● REQUEST
Repeat every entry in the listing below, exactly.

● MATERIAL FOR THIS TASK

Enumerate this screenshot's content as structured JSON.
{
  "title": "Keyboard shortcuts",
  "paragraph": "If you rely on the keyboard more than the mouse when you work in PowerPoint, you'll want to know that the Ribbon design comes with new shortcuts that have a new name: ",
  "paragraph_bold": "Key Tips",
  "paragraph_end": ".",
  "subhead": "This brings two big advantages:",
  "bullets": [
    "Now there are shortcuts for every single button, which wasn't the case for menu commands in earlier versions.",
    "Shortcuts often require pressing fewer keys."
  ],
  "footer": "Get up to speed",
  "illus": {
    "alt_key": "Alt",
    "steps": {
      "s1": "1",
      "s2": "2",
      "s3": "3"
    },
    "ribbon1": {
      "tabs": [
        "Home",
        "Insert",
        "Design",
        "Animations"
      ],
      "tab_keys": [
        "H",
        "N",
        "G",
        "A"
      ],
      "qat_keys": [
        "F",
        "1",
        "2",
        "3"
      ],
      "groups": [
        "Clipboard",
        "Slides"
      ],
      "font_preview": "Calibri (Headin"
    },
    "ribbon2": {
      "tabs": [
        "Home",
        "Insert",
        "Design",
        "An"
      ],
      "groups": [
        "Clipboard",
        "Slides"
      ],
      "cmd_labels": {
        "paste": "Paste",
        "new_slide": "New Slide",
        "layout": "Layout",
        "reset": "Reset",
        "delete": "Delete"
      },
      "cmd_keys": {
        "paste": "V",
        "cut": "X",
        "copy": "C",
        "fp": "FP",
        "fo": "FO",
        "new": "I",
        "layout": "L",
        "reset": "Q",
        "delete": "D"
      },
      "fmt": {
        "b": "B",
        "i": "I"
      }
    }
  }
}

● TASK OUTPUT
Enumerate this screenshot's content as structured JSON.
{
  "title": "Keyboard shortcuts",
  "paragraph": "If you rely on the keyboard more than the mouse when you work in PowerPoint, you'll want to know that the Ribbon design comes with new shortcuts that have a new name: ",
  "paragraph_bold": "Key Tips",
  "paragraph_end": ".",
  "subhead": "This brings two big advantages:",
  "bullets": [
    "Now there are shortcuts for every single button, which wasn't the case for menu commands in earlier versions.",
    "Shortcuts often require pressing fewer keys."
  ],
  "footer": "Get up to speed",
  "illus": {
    "alt_key": "Alt",
    "steps": {
      "s1": "1",
      "s2": "2",
      "s3": "3"
    },
    "ribbon1": {
      "tabs": [
        "Home",
        "Insert",
        "Design",
        "Animations"
      ],
      "tab_keys": [
        "H",
        "N",
        "G",
        "A"
      ],
      "qat_keys": [
        "F",
        "1",
        "2",
        "3"
      ],
      "groups": [
        "Clipboard",
        "Slides"
      ],
      "font_preview": "Calibri (Headin"
    },
    "ribbon2": {
      "tabs": [
        "Home",
        "Insert",
        "Design",
        "An"
      ],
      "groups": [
        "Clipboard",
        "Slides"
      ],
      "cmd_labels": {
        "paste": "Paste",
        "new_slide": "New Slide",
        "layout": "Layout",
        "reset": "Reset",
        "delete": "Delete"
      },
      "cmd_keys": {
        "paste": "V",
        "cut": "X",
        "copy": "C",
        "fp": "FP",
        "fo": "FO",
        "new": "I",
        "layout": "L",
        "reset": "Q",
        "delete": "D"
      },
      "fmt": {
        "b": "B",
        "i": "I"
      }
    }
  }
}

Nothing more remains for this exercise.